Required work: Please transcribe the listing below in full and word for word, without its pictures.

Saved data entries:
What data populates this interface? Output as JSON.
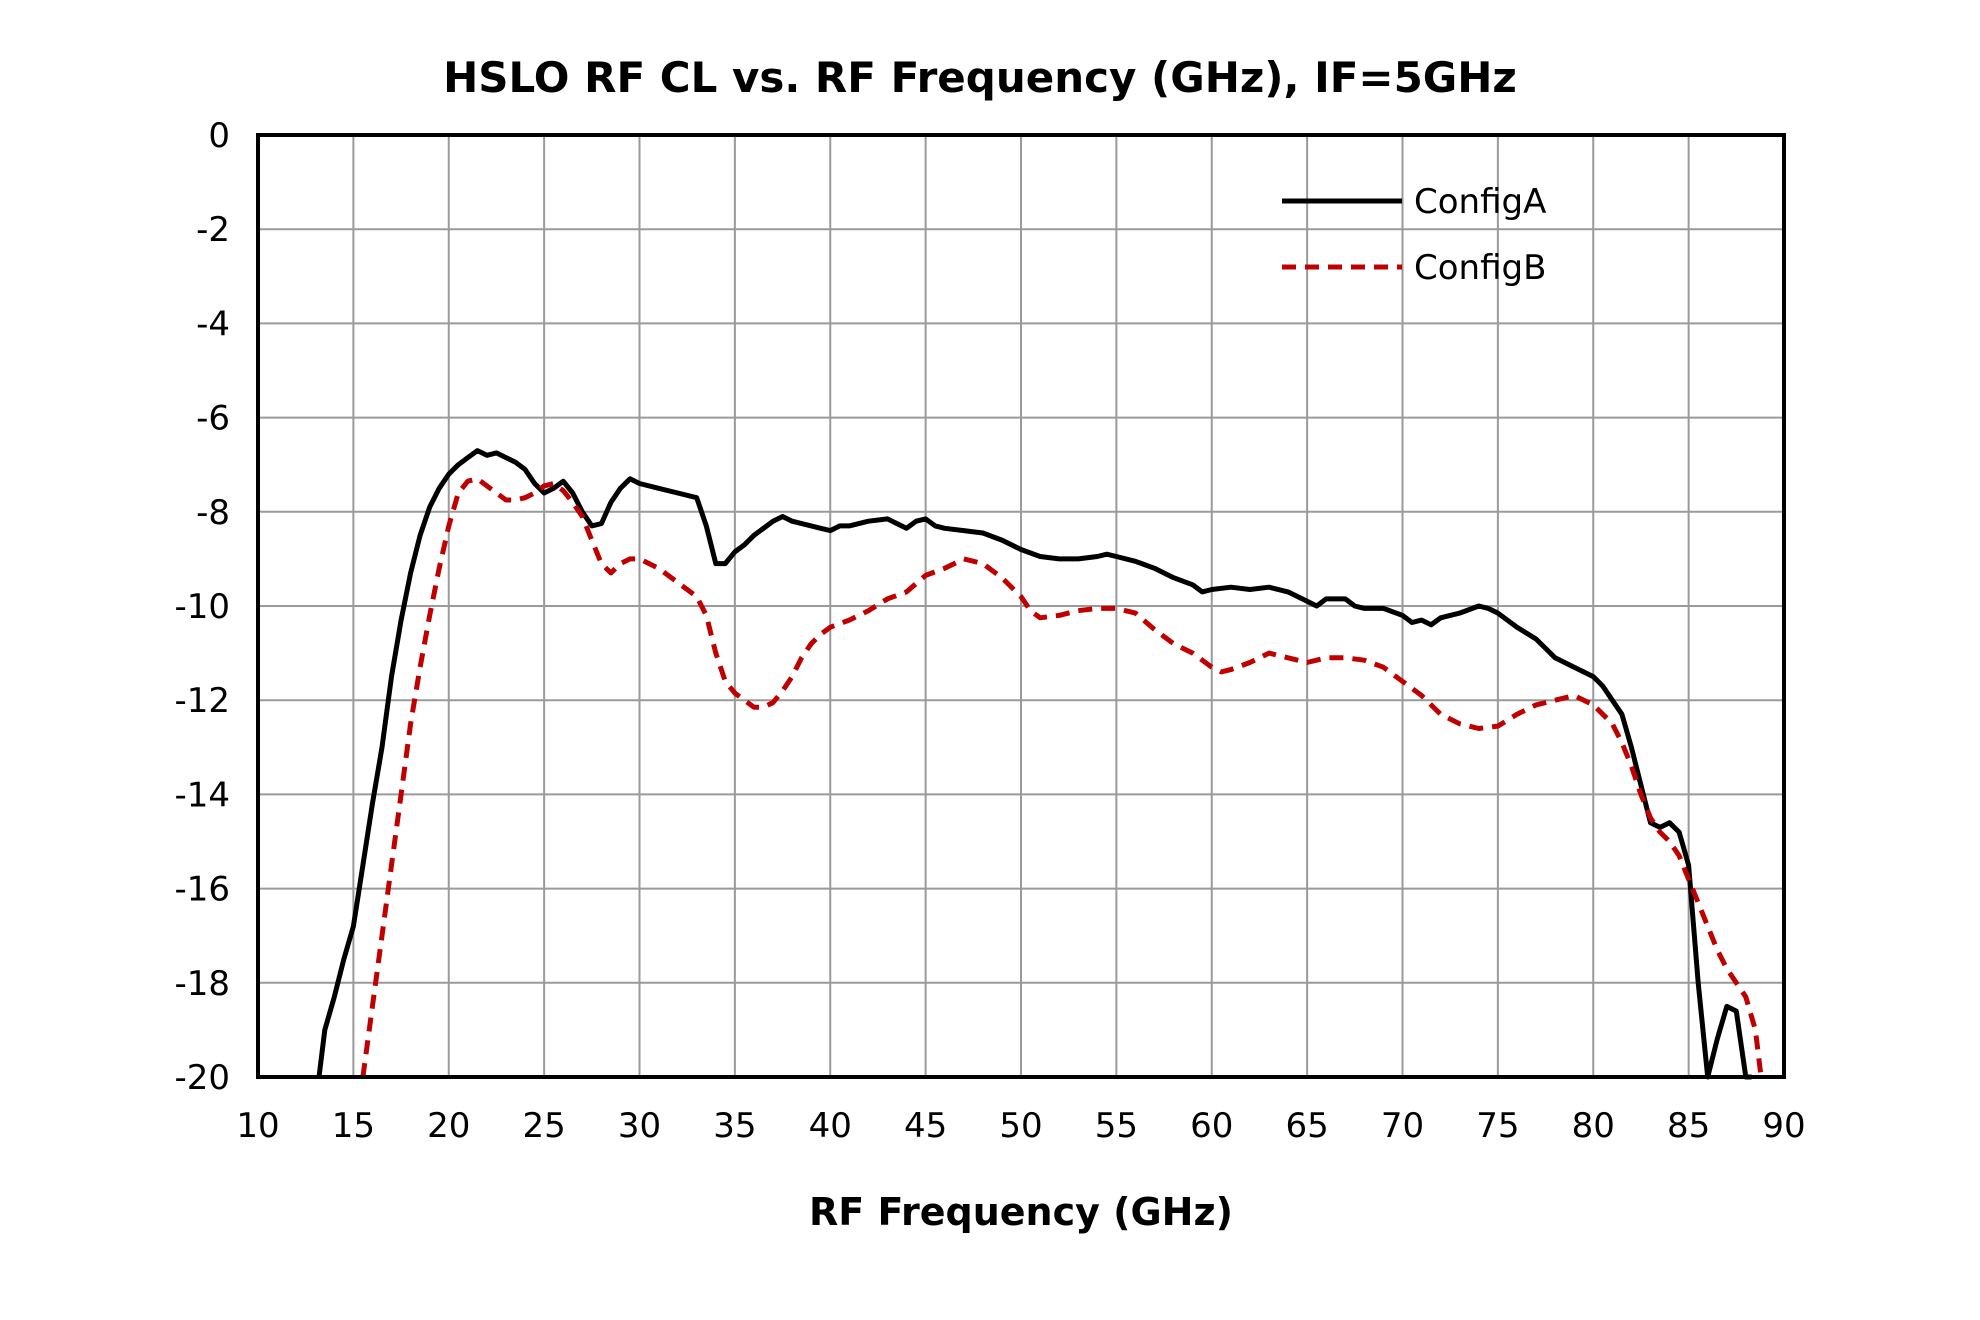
{
  "chart_data": {
    "type": "line",
    "title": "HSLO RF CL vs. RF Frequency (GHz), IF=5GHz",
    "xlabel": "RF Frequency (GHz)",
    "ylabel": "",
    "xlim": [
      10,
      90
    ],
    "ylim": [
      -20,
      0
    ],
    "xticks": [
      10,
      15,
      20,
      25,
      30,
      35,
      40,
      45,
      50,
      55,
      60,
      65,
      70,
      75,
      80,
      85,
      90
    ],
    "yticks": [
      0,
      -2,
      -4,
      -6,
      -8,
      -10,
      -12,
      -14,
      -16,
      -18,
      -20
    ],
    "grid": true,
    "legend_position": "top-right",
    "series": [
      {
        "name": "ConfigA",
        "color": "#000000",
        "dash": "solid",
        "x": [
          13.2,
          13.5,
          14.0,
          14.5,
          15.0,
          15.5,
          16.0,
          16.5,
          17.0,
          17.5,
          18.0,
          18.5,
          19.0,
          19.5,
          20.0,
          20.5,
          21.0,
          21.5,
          22.0,
          22.5,
          23.0,
          23.5,
          24.0,
          24.5,
          25.0,
          25.5,
          26.0,
          26.5,
          27.0,
          27.5,
          28.0,
          28.5,
          29.0,
          29.5,
          30.0,
          31.0,
          32.0,
          33.0,
          33.5,
          34.0,
          34.5,
          35.0,
          35.5,
          36.0,
          36.5,
          37.0,
          37.5,
          38.0,
          38.5,
          39.0,
          39.5,
          40.0,
          40.5,
          41.0,
          42.0,
          43.0,
          43.5,
          44.0,
          44.5,
          45.0,
          45.5,
          46.0,
          47.0,
          48.0,
          49.0,
          50.0,
          51.0,
          52.0,
          53.0,
          54.0,
          54.5,
          55.0,
          56.0,
          57.0,
          58.0,
          59.0,
          59.5,
          60.0,
          61.0,
          62.0,
          63.0,
          64.0,
          65.0,
          65.5,
          66.0,
          67.0,
          67.5,
          68.0,
          69.0,
          70.0,
          70.5,
          71.0,
          71.5,
          72.0,
          73.0,
          74.0,
          74.5,
          75.0,
          76.0,
          77.0,
          77.5,
          78.0,
          79.0,
          80.0,
          80.5,
          81.0,
          81.5,
          82.0,
          82.5,
          83.0,
          83.5,
          84.0,
          84.5,
          85.0,
          85.5,
          86.0,
          86.5,
          87.0,
          87.5,
          88.0,
          88.3
        ],
        "values": [
          -20.0,
          -19.0,
          -18.3,
          -17.5,
          -16.8,
          -15.5,
          -14.2,
          -13.0,
          -11.5,
          -10.3,
          -9.3,
          -8.5,
          -7.9,
          -7.5,
          -7.2,
          -7.0,
          -6.85,
          -6.7,
          -6.8,
          -6.75,
          -6.85,
          -6.95,
          -7.1,
          -7.4,
          -7.6,
          -7.5,
          -7.35,
          -7.6,
          -8.0,
          -8.3,
          -8.25,
          -7.8,
          -7.5,
          -7.3,
          -7.4,
          -7.5,
          -7.6,
          -7.7,
          -8.3,
          -9.1,
          -9.1,
          -8.85,
          -8.7,
          -8.5,
          -8.35,
          -8.2,
          -8.1,
          -8.2,
          -8.25,
          -8.3,
          -8.35,
          -8.4,
          -8.3,
          -8.3,
          -8.2,
          -8.15,
          -8.25,
          -8.35,
          -8.2,
          -8.15,
          -8.3,
          -8.35,
          -8.4,
          -8.45,
          -8.6,
          -8.8,
          -8.95,
          -9.0,
          -9.0,
          -8.95,
          -8.9,
          -8.95,
          -9.05,
          -9.2,
          -9.4,
          -9.55,
          -9.7,
          -9.65,
          -9.6,
          -9.65,
          -9.6,
          -9.7,
          -9.9,
          -10.0,
          -9.85,
          -9.85,
          -10.0,
          -10.05,
          -10.05,
          -10.2,
          -10.35,
          -10.3,
          -10.4,
          -10.25,
          -10.15,
          -10.0,
          -10.05,
          -10.15,
          -10.45,
          -10.7,
          -10.9,
          -11.1,
          -11.3,
          -11.5,
          -11.7,
          -12.0,
          -12.3,
          -13.0,
          -13.8,
          -14.6,
          -14.7,
          -14.6,
          -14.8,
          -15.5,
          -18.0,
          -20.0,
          -19.2,
          -18.5,
          -18.6,
          -20.0,
          -20.0
        ]
      },
      {
        "name": "ConfigB",
        "color": "#c00000",
        "dash": "dashed",
        "x": [
          15.5,
          16.0,
          16.5,
          17.0,
          17.5,
          18.0,
          18.5,
          19.0,
          19.5,
          20.0,
          20.5,
          21.0,
          21.5,
          22.0,
          22.5,
          23.0,
          23.5,
          24.0,
          24.5,
          25.0,
          25.5,
          26.0,
          26.5,
          27.0,
          27.5,
          28.0,
          28.5,
          29.0,
          29.5,
          30.0,
          31.0,
          32.0,
          33.0,
          33.5,
          34.0,
          34.5,
          35.0,
          35.5,
          36.0,
          36.5,
          37.0,
          37.5,
          38.0,
          38.5,
          39.0,
          39.5,
          40.0,
          41.0,
          42.0,
          43.0,
          44.0,
          45.0,
          46.0,
          47.0,
          48.0,
          49.0,
          50.0,
          50.5,
          51.0,
          52.0,
          53.0,
          54.0,
          55.0,
          56.0,
          57.0,
          58.0,
          59.0,
          60.0,
          60.5,
          61.0,
          62.0,
          63.0,
          64.0,
          65.0,
          66.0,
          67.0,
          68.0,
          69.0,
          70.0,
          71.0,
          72.0,
          73.0,
          74.0,
          75.0,
          76.0,
          77.0,
          78.0,
          79.0,
          80.0,
          80.5,
          81.0,
          81.5,
          82.0,
          82.5,
          83.0,
          83.5,
          84.0,
          84.5,
          85.0,
          85.5,
          86.0,
          86.5,
          87.0,
          87.5,
          88.0,
          88.5,
          88.8
        ],
        "values": [
          -20.0,
          -18.5,
          -17.0,
          -15.5,
          -14.0,
          -12.5,
          -11.3,
          -10.2,
          -9.2,
          -8.3,
          -7.6,
          -7.35,
          -7.3,
          -7.45,
          -7.6,
          -7.75,
          -7.75,
          -7.7,
          -7.6,
          -7.45,
          -7.4,
          -7.55,
          -7.8,
          -8.1,
          -8.6,
          -9.1,
          -9.3,
          -9.1,
          -9.0,
          -9.0,
          -9.2,
          -9.5,
          -9.8,
          -10.2,
          -11.0,
          -11.6,
          -11.85,
          -12.0,
          -12.15,
          -12.15,
          -12.05,
          -11.8,
          -11.5,
          -11.1,
          -10.8,
          -10.6,
          -10.45,
          -10.3,
          -10.1,
          -9.85,
          -9.7,
          -9.35,
          -9.2,
          -9.0,
          -9.1,
          -9.4,
          -9.8,
          -10.1,
          -10.25,
          -10.2,
          -10.1,
          -10.05,
          -10.05,
          -10.15,
          -10.5,
          -10.8,
          -11.0,
          -11.3,
          -11.4,
          -11.35,
          -11.2,
          -11.0,
          -11.1,
          -11.2,
          -11.1,
          -11.1,
          -11.15,
          -11.3,
          -11.6,
          -11.9,
          -12.3,
          -12.5,
          -12.6,
          -12.55,
          -12.3,
          -12.1,
          -12.0,
          -11.9,
          -12.1,
          -12.3,
          -12.5,
          -12.9,
          -13.4,
          -14.0,
          -14.5,
          -14.8,
          -15.0,
          -15.3,
          -15.8,
          -16.3,
          -16.8,
          -17.3,
          -17.7,
          -18.0,
          -18.3,
          -19.0,
          -20.0
        ]
      }
    ]
  }
}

Task output:
What data populates this interface? Output as JSON.
{
  "chart_data": {
    "type": "line",
    "title": "HSLO RF CL vs. RF Frequency (GHz), IF=5GHz",
    "xlabel": "RF Frequency (GHz)",
    "ylabel": "",
    "xlim": [
      10,
      90
    ],
    "ylim": [
      -20,
      0
    ],
    "xticks": [
      10,
      15,
      20,
      25,
      30,
      35,
      40,
      45,
      50,
      55,
      60,
      65,
      70,
      75,
      80,
      85,
      90
    ],
    "yticks": [
      0,
      -2,
      -4,
      -6,
      -8,
      -10,
      -12,
      -14,
      -16,
      -18,
      -20
    ],
    "grid": true,
    "legend_position": "top-right",
    "series": [
      {
        "name": "ConfigA",
        "color": "#000000",
        "dash": "solid",
        "x": [
          13.2,
          13.5,
          14.0,
          14.5,
          15.0,
          15.5,
          16.0,
          16.5,
          17.0,
          17.5,
          18.0,
          18.5,
          19.0,
          19.5,
          20.0,
          20.5,
          21.0,
          21.5,
          22.0,
          22.5,
          23.0,
          23.5,
          24.0,
          24.5,
          25.0,
          25.5,
          26.0,
          26.5,
          27.0,
          27.5,
          28.0,
          28.5,
          29.0,
          29.5,
          30.0,
          31.0,
          32.0,
          33.0,
          33.5,
          34.0,
          34.5,
          35.0,
          35.5,
          36.0,
          36.5,
          37.0,
          37.5,
          38.0,
          38.5,
          39.0,
          39.5,
          40.0,
          40.5,
          41.0,
          42.0,
          43.0,
          43.5,
          44.0,
          44.5,
          45.0,
          45.5,
          46.0,
          47.0,
          48.0,
          49.0,
          50.0,
          51.0,
          52.0,
          53.0,
          54.0,
          54.5,
          55.0,
          56.0,
          57.0,
          58.0,
          59.0,
          59.5,
          60.0,
          61.0,
          62.0,
          63.0,
          64.0,
          65.0,
          65.5,
          66.0,
          67.0,
          67.5,
          68.0,
          69.0,
          70.0,
          70.5,
          71.0,
          71.5,
          72.0,
          73.0,
          74.0,
          74.5,
          75.0,
          76.0,
          77.0,
          77.5,
          78.0,
          79.0,
          80.0,
          80.5,
          81.0,
          81.5,
          82.0,
          82.5,
          83.0,
          83.5,
          84.0,
          84.5,
          85.0,
          85.5,
          86.0,
          86.5,
          87.0,
          87.5,
          88.0,
          88.3
        ],
        "values": [
          -20.0,
          -19.0,
          -18.3,
          -17.5,
          -16.8,
          -15.5,
          -14.2,
          -13.0,
          -11.5,
          -10.3,
          -9.3,
          -8.5,
          -7.9,
          -7.5,
          -7.2,
          -7.0,
          -6.85,
          -6.7,
          -6.8,
          -6.75,
          -6.85,
          -6.95,
          -7.1,
          -7.4,
          -7.6,
          -7.5,
          -7.35,
          -7.6,
          -8.0,
          -8.3,
          -8.25,
          -7.8,
          -7.5,
          -7.3,
          -7.4,
          -7.5,
          -7.6,
          -7.7,
          -8.3,
          -9.1,
          -9.1,
          -8.85,
          -8.7,
          -8.5,
          -8.35,
          -8.2,
          -8.1,
          -8.2,
          -8.25,
          -8.3,
          -8.35,
          -8.4,
          -8.3,
          -8.3,
          -8.2,
          -8.15,
          -8.25,
          -8.35,
          -8.2,
          -8.15,
          -8.3,
          -8.35,
          -8.4,
          -8.45,
          -8.6,
          -8.8,
          -8.95,
          -9.0,
          -9.0,
          -8.95,
          -8.9,
          -8.95,
          -9.05,
          -9.2,
          -9.4,
          -9.55,
          -9.7,
          -9.65,
          -9.6,
          -9.65,
          -9.6,
          -9.7,
          -9.9,
          -10.0,
          -9.85,
          -9.85,
          -10.0,
          -10.05,
          -10.05,
          -10.2,
          -10.35,
          -10.3,
          -10.4,
          -10.25,
          -10.15,
          -10.0,
          -10.05,
          -10.15,
          -10.45,
          -10.7,
          -10.9,
          -11.1,
          -11.3,
          -11.5,
          -11.7,
          -12.0,
          -12.3,
          -13.0,
          -13.8,
          -14.6,
          -14.7,
          -14.6,
          -14.8,
          -15.5,
          -18.0,
          -20.0,
          -19.2,
          -18.5,
          -18.6,
          -20.0,
          -20.0
        ]
      },
      {
        "name": "ConfigB",
        "color": "#c00000",
        "dash": "dashed",
        "x": [
          15.5,
          16.0,
          16.5,
          17.0,
          17.5,
          18.0,
          18.5,
          19.0,
          19.5,
          20.0,
          20.5,
          21.0,
          21.5,
          22.0,
          22.5,
          23.0,
          23.5,
          24.0,
          24.5,
          25.0,
          25.5,
          26.0,
          26.5,
          27.0,
          27.5,
          28.0,
          28.5,
          29.0,
          29.5,
          30.0,
          31.0,
          32.0,
          33.0,
          33.5,
          34.0,
          34.5,
          35.0,
          35.5,
          36.0,
          36.5,
          37.0,
          37.5,
          38.0,
          38.5,
          39.0,
          39.5,
          40.0,
          41.0,
          42.0,
          43.0,
          44.0,
          45.0,
          46.0,
          47.0,
          48.0,
          49.0,
          50.0,
          50.5,
          51.0,
          52.0,
          53.0,
          54.0,
          55.0,
          56.0,
          57.0,
          58.0,
          59.0,
          60.0,
          60.5,
          61.0,
          62.0,
          63.0,
          64.0,
          65.0,
          66.0,
          67.0,
          68.0,
          69.0,
          70.0,
          71.0,
          72.0,
          73.0,
          74.0,
          75.0,
          76.0,
          77.0,
          78.0,
          79.0,
          80.0,
          80.5,
          81.0,
          81.5,
          82.0,
          82.5,
          83.0,
          83.5,
          84.0,
          84.5,
          85.0,
          85.5,
          86.0,
          86.5,
          87.0,
          87.5,
          88.0,
          88.5,
          88.8
        ],
        "values": [
          -20.0,
          -18.5,
          -17.0,
          -15.5,
          -14.0,
          -12.5,
          -11.3,
          -10.2,
          -9.2,
          -8.3,
          -7.6,
          -7.35,
          -7.3,
          -7.45,
          -7.6,
          -7.75,
          -7.75,
          -7.7,
          -7.6,
          -7.45,
          -7.4,
          -7.55,
          -7.8,
          -8.1,
          -8.6,
          -9.1,
          -9.3,
          -9.1,
          -9.0,
          -9.0,
          -9.2,
          -9.5,
          -9.8,
          -10.2,
          -11.0,
          -11.6,
          -11.85,
          -12.0,
          -12.15,
          -12.15,
          -12.05,
          -11.8,
          -11.5,
          -11.1,
          -10.8,
          -10.6,
          -10.45,
          -10.3,
          -10.1,
          -9.85,
          -9.7,
          -9.35,
          -9.2,
          -9.0,
          -9.1,
          -9.4,
          -9.8,
          -10.1,
          -10.25,
          -10.2,
          -10.1,
          -10.05,
          -10.05,
          -10.15,
          -10.5,
          -10.8,
          -11.0,
          -11.3,
          -11.4,
          -11.35,
          -11.2,
          -11.0,
          -11.1,
          -11.2,
          -11.1,
          -11.1,
          -11.15,
          -11.3,
          -11.6,
          -11.9,
          -12.3,
          -12.5,
          -12.6,
          -12.55,
          -12.3,
          -12.1,
          -12.0,
          -11.9,
          -12.1,
          -12.3,
          -12.5,
          -12.9,
          -13.4,
          -14.0,
          -14.5,
          -14.8,
          -15.0,
          -15.3,
          -15.8,
          -16.3,
          -16.8,
          -17.3,
          -17.7,
          -18.0,
          -18.3,
          -19.0,
          -20.0
        ]
      }
    ]
  }
}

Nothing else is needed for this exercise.